:: WHAT THE TASK REQUIRES ::
Which lines in the entries below contain the string "playground"? Pick out each such line and copy it in full.
⟨
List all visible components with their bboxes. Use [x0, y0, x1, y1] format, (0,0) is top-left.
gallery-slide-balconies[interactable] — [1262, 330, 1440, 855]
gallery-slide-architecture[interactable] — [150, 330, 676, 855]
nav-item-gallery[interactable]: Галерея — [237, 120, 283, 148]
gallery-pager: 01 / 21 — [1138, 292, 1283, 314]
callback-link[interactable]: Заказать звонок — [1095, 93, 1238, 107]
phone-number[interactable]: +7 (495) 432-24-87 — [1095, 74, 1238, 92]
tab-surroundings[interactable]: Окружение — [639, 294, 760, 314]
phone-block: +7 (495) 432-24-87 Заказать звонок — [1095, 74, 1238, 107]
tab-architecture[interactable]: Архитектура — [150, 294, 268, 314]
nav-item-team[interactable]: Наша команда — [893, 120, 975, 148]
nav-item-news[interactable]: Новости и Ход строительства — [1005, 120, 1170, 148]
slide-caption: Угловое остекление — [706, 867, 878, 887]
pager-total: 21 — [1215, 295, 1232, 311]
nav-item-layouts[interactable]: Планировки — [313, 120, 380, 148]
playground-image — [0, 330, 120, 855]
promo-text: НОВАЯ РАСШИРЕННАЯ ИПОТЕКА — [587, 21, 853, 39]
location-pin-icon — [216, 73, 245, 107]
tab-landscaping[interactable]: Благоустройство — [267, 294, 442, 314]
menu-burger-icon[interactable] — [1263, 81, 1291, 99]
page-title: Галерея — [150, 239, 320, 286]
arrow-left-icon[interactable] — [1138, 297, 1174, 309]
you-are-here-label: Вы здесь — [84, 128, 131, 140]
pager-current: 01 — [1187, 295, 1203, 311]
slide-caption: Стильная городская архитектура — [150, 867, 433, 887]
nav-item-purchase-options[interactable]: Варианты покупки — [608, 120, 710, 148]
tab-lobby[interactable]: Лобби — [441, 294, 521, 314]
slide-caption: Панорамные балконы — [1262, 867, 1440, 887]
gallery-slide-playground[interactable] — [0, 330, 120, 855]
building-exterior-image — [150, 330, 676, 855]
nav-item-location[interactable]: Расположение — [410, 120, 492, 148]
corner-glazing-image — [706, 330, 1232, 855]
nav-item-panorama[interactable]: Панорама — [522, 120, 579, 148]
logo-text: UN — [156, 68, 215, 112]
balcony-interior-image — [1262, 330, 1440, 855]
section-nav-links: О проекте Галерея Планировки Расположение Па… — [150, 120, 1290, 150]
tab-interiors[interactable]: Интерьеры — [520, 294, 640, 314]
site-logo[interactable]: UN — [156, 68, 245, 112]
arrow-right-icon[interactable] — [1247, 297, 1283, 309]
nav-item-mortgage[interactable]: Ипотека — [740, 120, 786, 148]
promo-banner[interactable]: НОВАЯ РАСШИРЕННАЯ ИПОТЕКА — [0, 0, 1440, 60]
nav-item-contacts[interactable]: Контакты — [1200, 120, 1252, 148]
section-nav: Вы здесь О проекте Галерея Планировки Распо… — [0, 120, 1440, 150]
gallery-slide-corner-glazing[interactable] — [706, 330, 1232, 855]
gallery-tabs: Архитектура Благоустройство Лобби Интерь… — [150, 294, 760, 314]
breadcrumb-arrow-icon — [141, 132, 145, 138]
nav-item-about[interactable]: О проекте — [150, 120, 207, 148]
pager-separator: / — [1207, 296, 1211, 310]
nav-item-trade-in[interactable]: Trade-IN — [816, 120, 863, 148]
⟩
:: WRITTEN RESPONSE ::
playground-image — [0, 330, 120, 855]
gallery-slide-playground[interactable] — [0, 330, 120, 855]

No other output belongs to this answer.